## [TASK DIRECTIONS]
Select every line containing the word "Servicios" from the material, and copy those lines.

Dataset items:
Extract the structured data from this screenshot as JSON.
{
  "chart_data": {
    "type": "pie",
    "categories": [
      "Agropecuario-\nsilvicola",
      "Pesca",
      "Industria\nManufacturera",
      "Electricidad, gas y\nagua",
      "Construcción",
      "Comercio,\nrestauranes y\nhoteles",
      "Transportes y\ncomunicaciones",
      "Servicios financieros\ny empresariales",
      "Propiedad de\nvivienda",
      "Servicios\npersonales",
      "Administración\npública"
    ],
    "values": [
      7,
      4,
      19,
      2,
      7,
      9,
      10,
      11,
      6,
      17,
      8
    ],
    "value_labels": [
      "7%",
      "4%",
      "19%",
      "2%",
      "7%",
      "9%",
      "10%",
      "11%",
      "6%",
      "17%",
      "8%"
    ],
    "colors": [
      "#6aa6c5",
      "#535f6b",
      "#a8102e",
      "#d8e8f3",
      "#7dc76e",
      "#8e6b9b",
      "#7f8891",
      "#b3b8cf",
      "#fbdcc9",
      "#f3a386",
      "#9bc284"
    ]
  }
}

## [ANSWER TO THE TASK]
      "Servicios financieros\ny empresariales",
      "Servicios\npersonales",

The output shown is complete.